== Job ==
How many lines of the records hold the string "What"? Reply with the number alone.

Data extracted from a collection
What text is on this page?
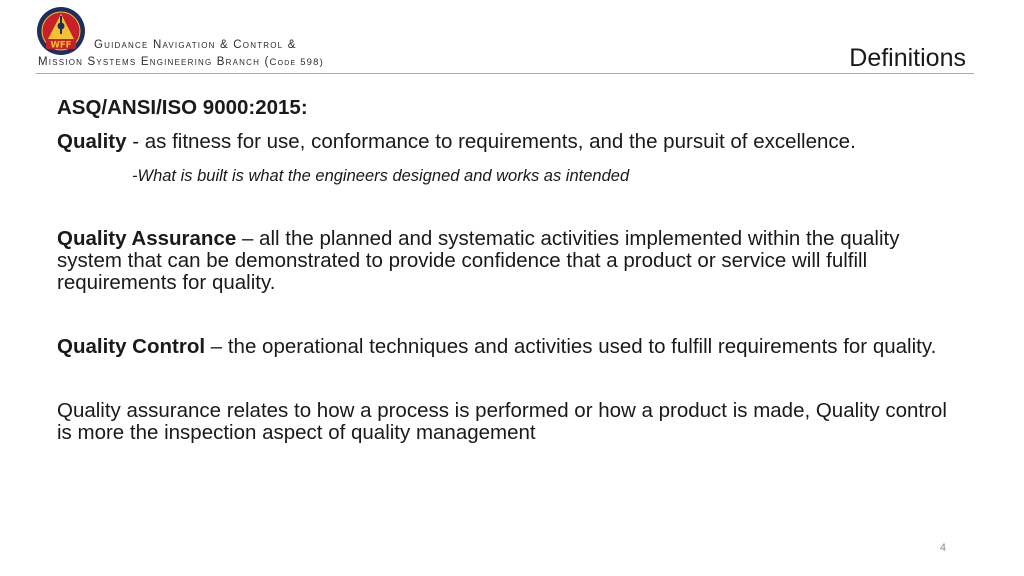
WFF Guidance Navigation & Control &
Mission Systems Engineering Branch (Code 598)	Definitions

ASQ/ANSI/ISO 9000:2015:

Quality - as fitness for use, conformance to requirements, and the pursuit of excellence.

-What is built is what the engineers designed and works as intended

Quality Assurance – all the planned and systematic activities implemented within the quality system that can be demonstrated to provide confidence that a product or service will fulfill requirements for quality.

Quality Control – the operational techniques and activities used to fulfill requirements for quality.

Quality assurance relates to how a process is performed or how a product is made, Quality control is more the inspection aspect of quality management

4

== Written response ==
2